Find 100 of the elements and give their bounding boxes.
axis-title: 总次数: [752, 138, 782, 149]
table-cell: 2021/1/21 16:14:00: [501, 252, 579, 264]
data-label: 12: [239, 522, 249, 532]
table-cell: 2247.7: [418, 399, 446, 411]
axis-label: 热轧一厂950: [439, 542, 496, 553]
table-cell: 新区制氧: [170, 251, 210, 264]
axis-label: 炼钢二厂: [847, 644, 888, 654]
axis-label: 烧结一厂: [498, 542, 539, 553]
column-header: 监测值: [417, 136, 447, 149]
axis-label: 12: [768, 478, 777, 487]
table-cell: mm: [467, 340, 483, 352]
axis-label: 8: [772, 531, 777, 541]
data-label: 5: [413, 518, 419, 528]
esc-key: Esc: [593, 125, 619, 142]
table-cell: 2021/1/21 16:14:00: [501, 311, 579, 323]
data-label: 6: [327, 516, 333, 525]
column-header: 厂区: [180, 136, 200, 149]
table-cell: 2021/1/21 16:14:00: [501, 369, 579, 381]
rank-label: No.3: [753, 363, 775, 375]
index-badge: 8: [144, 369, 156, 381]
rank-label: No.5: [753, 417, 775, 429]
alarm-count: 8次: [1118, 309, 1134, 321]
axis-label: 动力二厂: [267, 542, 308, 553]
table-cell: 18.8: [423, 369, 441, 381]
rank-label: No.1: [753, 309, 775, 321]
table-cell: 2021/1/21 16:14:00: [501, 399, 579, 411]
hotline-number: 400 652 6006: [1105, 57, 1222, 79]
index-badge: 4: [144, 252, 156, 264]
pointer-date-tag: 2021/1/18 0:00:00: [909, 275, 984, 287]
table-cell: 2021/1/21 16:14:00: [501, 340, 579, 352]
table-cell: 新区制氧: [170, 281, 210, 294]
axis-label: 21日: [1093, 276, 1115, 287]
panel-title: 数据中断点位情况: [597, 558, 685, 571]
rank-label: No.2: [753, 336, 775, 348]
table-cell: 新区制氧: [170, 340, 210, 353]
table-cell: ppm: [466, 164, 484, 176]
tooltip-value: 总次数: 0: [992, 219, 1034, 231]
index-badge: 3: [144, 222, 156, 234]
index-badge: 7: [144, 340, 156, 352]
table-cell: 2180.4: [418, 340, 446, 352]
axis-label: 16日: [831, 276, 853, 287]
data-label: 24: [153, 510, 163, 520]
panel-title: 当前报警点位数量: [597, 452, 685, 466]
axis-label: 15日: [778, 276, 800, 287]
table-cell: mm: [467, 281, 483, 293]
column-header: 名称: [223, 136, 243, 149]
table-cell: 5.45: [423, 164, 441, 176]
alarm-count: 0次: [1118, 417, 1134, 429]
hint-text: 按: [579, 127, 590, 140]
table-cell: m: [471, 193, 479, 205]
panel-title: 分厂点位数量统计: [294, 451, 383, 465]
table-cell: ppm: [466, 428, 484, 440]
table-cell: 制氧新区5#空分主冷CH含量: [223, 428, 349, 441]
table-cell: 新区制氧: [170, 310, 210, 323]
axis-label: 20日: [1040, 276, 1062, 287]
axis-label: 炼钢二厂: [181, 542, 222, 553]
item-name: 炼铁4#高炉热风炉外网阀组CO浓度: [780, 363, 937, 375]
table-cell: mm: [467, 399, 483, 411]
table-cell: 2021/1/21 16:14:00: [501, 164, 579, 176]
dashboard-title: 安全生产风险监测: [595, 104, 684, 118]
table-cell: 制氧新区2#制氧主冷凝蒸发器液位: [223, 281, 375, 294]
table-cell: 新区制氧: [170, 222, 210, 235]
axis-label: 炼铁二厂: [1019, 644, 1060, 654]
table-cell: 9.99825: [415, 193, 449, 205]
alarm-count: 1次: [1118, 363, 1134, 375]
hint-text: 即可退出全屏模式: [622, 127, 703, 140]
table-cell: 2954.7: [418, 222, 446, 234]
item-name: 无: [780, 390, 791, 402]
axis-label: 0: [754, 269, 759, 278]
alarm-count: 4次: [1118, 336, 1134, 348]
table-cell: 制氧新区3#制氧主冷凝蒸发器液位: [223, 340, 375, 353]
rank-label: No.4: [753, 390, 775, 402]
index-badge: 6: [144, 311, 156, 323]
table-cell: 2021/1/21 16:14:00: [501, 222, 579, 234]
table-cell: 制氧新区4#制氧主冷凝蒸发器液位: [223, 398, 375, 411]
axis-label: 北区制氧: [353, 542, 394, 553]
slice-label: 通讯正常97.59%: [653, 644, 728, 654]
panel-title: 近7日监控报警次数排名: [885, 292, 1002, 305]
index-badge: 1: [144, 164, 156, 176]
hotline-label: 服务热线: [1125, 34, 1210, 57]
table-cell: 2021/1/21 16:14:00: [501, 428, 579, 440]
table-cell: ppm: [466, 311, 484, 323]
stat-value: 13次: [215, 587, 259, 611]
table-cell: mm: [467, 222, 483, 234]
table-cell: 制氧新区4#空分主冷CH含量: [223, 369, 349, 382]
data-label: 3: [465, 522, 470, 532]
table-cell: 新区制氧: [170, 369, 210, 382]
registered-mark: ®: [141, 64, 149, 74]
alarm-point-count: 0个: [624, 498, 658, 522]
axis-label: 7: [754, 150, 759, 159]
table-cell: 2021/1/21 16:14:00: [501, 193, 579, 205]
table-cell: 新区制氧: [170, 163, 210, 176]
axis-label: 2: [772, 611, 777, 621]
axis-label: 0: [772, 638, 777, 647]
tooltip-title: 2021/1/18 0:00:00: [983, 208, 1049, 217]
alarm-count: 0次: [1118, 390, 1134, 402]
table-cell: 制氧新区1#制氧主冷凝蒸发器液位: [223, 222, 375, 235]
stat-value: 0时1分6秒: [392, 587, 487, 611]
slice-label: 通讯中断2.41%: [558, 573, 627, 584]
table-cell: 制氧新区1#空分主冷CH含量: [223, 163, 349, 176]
____
What you are asked to do: Reproduce the stretch of rows from the first row through the row containing "column-header: 监测值: [417, 136, 447, 149]", character for character.

Complete answer:
Find 100 of the elements and give their bounding boxes.
axis-title: 总次数: [752, 138, 782, 149]
table-cell: 2021/1/21 16:14:00: [501, 252, 579, 264]
data-label: 12: [239, 522, 249, 532]
table-cell: 2247.7: [418, 399, 446, 411]
axis-label: 热轧一厂950: [439, 542, 496, 553]
table-cell: 新区制氧: [170, 251, 210, 264]
axis-label: 炼钢二厂: [847, 644, 888, 654]
axis-label: 烧结一厂: [498, 542, 539, 553]
column-header: 监测值: [417, 136, 447, 149]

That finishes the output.